Could you transcribe the material below exactly, without leaving out a single line?
──────── DATASET RECORDS ────────
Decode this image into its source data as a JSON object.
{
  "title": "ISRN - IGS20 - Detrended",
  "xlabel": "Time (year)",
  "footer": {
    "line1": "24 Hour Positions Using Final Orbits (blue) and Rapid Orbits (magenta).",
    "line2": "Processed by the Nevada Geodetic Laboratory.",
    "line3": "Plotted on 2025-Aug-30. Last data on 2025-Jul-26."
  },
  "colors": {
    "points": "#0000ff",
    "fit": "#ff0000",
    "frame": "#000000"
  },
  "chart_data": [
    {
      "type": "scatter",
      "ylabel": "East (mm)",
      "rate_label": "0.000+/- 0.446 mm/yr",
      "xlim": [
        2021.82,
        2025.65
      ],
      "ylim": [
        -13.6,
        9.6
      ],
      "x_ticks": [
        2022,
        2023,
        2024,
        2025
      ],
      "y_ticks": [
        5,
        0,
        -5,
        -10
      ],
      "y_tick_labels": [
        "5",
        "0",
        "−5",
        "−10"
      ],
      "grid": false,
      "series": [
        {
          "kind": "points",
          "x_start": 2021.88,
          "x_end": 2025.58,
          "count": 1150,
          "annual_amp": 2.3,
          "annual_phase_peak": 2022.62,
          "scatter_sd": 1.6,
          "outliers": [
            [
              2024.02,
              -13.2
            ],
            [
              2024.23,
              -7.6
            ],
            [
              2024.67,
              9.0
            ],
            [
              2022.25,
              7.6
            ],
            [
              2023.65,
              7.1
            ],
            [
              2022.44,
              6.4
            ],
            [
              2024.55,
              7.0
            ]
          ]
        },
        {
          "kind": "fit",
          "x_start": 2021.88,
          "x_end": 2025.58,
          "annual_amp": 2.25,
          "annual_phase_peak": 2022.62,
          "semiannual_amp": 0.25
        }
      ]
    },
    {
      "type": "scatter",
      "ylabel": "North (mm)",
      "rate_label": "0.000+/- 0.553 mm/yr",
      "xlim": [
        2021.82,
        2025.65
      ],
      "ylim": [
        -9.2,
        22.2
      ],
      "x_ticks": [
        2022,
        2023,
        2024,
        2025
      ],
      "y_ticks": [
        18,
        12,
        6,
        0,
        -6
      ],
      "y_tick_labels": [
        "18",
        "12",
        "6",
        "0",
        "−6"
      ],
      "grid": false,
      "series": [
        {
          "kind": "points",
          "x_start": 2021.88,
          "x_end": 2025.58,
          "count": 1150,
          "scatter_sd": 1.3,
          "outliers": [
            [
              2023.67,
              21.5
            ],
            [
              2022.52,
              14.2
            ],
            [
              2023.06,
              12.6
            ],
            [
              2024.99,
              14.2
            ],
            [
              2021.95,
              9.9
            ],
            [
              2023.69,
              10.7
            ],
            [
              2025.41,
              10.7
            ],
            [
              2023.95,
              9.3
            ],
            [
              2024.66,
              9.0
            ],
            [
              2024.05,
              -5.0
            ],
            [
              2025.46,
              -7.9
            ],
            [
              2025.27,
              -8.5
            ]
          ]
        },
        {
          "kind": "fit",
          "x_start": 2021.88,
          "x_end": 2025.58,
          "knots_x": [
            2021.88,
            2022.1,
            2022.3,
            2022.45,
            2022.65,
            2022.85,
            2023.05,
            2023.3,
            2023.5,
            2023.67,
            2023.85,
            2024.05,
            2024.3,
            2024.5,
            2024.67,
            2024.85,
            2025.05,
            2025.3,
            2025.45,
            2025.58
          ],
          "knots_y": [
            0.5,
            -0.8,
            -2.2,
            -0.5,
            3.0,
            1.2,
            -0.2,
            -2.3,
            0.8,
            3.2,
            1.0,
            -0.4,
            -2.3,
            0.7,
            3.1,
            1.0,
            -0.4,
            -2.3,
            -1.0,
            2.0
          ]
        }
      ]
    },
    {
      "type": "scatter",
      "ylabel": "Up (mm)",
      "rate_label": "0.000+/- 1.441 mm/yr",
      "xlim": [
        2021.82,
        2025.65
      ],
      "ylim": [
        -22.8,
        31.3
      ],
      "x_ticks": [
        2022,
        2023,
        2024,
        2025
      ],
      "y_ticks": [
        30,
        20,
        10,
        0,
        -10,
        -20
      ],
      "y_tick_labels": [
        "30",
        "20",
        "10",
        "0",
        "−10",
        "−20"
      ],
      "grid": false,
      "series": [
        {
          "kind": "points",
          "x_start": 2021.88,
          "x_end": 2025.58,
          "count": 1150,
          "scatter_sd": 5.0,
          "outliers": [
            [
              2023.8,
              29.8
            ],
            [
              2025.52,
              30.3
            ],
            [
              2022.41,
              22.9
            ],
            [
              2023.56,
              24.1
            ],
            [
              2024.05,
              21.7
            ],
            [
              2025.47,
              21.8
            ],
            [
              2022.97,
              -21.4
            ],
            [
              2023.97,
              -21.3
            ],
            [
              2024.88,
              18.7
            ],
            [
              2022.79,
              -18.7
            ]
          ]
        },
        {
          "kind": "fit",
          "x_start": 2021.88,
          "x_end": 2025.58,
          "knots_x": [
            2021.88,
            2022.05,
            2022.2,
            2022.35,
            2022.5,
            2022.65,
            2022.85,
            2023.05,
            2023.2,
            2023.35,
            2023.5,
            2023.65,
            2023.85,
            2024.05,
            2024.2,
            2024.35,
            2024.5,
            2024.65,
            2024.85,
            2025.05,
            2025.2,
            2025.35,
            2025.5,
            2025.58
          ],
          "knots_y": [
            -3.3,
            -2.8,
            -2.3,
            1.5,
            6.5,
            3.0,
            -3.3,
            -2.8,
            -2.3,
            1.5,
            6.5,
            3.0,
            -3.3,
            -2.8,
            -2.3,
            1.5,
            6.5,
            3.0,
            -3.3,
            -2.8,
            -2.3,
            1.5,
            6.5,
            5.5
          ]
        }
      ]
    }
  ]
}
────────
[OUTPUT FOR THIS TASK]
Decode this image into its source data as a JSON object.
{
  "title": "ISRN - IGS20 - Detrended",
  "xlabel": "Time (year)",
  "footer": {
    "line1": "24 Hour Positions Using Final Orbits (blue) and Rapid Orbits (magenta).",
    "line2": "Processed by the Nevada Geodetic Laboratory.",
    "line3": "Plotted on 2025-Aug-30. Last data on 2025-Jul-26."
  },
  "colors": {
    "points": "#0000ff",
    "fit": "#ff0000",
    "frame": "#000000"
  },
  "chart_data": [
    {
      "type": "scatter",
      "ylabel": "East (mm)",
      "rate_label": "0.000+/- 0.446 mm/yr",
      "xlim": [
        2021.82,
        2025.65
      ],
      "ylim": [
        -13.6,
        9.6
      ],
      "x_ticks": [
        2022,
        2023,
        2024,
        2025
      ],
      "y_ticks": [
        5,
        0,
        -5,
        -10
      ],
      "y_tick_labels": [
        "5",
        "0",
        "−5",
        "−10"
      ],
      "grid": false,
      "series": [
        {
          "kind": "points",
          "x_start": 2021.88,
          "x_end": 2025.58,
          "count": 1150,
          "annual_amp": 2.3,
          "annual_phase_peak": 2022.62,
          "scatter_sd": 1.6,
          "outliers": [
            [
              2024.02,
              -13.2
            ],
            [
              2024.23,
              -7.6
            ],
            [
              2024.67,
              9.0
            ],
            [
              2022.25,
              7.6
            ],
            [
              2023.65,
              7.1
            ],
            [
              2022.44,
              6.4
            ],
            [
              2024.55,
              7.0
            ]
          ]
        },
        {
          "kind": "fit",
          "x_start": 2021.88,
          "x_end": 2025.58,
          "annual_amp": 2.25,
          "annual_phase_peak": 2022.62,
          "semiannual_amp": 0.25
        }
      ]
    },
    {
      "type": "scatter",
      "ylabel": "North (mm)",
      "rate_label": "0.000+/- 0.553 mm/yr",
      "xlim": [
        2021.82,
        2025.65
      ],
      "ylim": [
        -9.2,
        22.2
      ],
      "x_ticks": [
        2022,
        2023,
        2024,
        2025
      ],
      "y_ticks": [
        18,
        12,
        6,
        0,
        -6
      ],
      "y_tick_labels": [
        "18",
        "12",
        "6",
        "0",
        "−6"
      ],
      "grid": false,
      "series": [
        {
          "kind": "points",
          "x_start": 2021.88,
          "x_end": 2025.58,
          "count": 1150,
          "scatter_sd": 1.3,
          "outliers": [
            [
              2023.67,
              21.5
            ],
            [
              2022.52,
              14.2
            ],
            [
              2023.06,
              12.6
            ],
            [
              2024.99,
              14.2
            ],
            [
              2021.95,
              9.9
            ],
            [
              2023.69,
              10.7
            ],
            [
              2025.41,
              10.7
            ],
            [
              2023.95,
              9.3
            ],
            [
              2024.66,
              9.0
            ],
            [
              2024.05,
              -5.0
            ],
            [
              2025.46,
              -7.9
            ],
            [
              2025.27,
              -8.5
            ]
          ]
        },
        {
          "kind": "fit",
          "x_start": 2021.88,
          "x_end": 2025.58,
          "knots_x": [
            2021.88,
            2022.1,
            2022.3,
            2022.45,
            2022.65,
            2022.85,
            2023.05,
            2023.3,
            2023.5,
            2023.67,
            2023.85,
            2024.05,
            2024.3,
            2024.5,
            2024.67,
            2024.85,
            2025.05,
            2025.3,
            2025.45,
            2025.58
          ],
          "knots_y": [
            0.5,
            -0.8,
            -2.2,
            -0.5,
            3.0,
            1.2,
            -0.2,
            -2.3,
            0.8,
            3.2,
            1.0,
            -0.4,
            -2.3,
            0.7,
            3.1,
            1.0,
            -0.4,
            -2.3,
            -1.0,
            2.0
          ]
        }
      ]
    },
    {
      "type": "scatter",
      "ylabel": "Up (mm)",
      "rate_label": "0.000+/- 1.441 mm/yr",
      "xlim": [
        2021.82,
        2025.65
      ],
      "ylim": [
        -22.8,
        31.3
      ],
      "x_ticks": [
        2022,
        2023,
        2024,
        2025
      ],
      "y_ticks": [
        30,
        20,
        10,
        0,
        -10,
        -20
      ],
      "y_tick_labels": [
        "30",
        "20",
        "10",
        "0",
        "−10",
        "−20"
      ],
      "grid": false,
      "series": [
        {
          "kind": "points",
          "x_start": 2021.88,
          "x_end": 2025.58,
          "count": 1150,
          "scatter_sd": 5.0,
          "outliers": [
            [
              2023.8,
              29.8
            ],
            [
              2025.52,
              30.3
            ],
            [
              2022.41,
              22.9
            ],
            [
              2023.56,
              24.1
            ],
            [
              2024.05,
              21.7
            ],
            [
              2025.47,
              21.8
            ],
            [
              2022.97,
              -21.4
            ],
            [
              2023.97,
              -21.3
            ],
            [
              2024.88,
              18.7
            ],
            [
              2022.79,
              -18.7
            ]
          ]
        },
        {
          "kind": "fit",
          "x_start": 2021.88,
          "x_end": 2025.58,
          "knots_x": [
            2021.88,
            2022.05,
            2022.2,
            2022.35,
            2022.5,
            2022.65,
            2022.85,
            2023.05,
            2023.2,
            2023.35,
            2023.5,
            2023.65,
            2023.85,
            2024.05,
            2024.2,
            2024.35,
            2024.5,
            2024.65,
            2024.85,
            2025.05,
            2025.2,
            2025.35,
            2025.5,
            2025.58
          ],
          "knots_y": [
            -3.3,
            -2.8,
            -2.3,
            1.5,
            6.5,
            3.0,
            -3.3,
            -2.8,
            -2.3,
            1.5,
            6.5,
            3.0,
            -3.3,
            -2.8,
            -2.3,
            1.5,
            6.5,
            3.0,
            -3.3,
            -2.8,
            -2.3,
            1.5,
            6.5,
            5.5
          ]
        }
      ]
    }
  ]
}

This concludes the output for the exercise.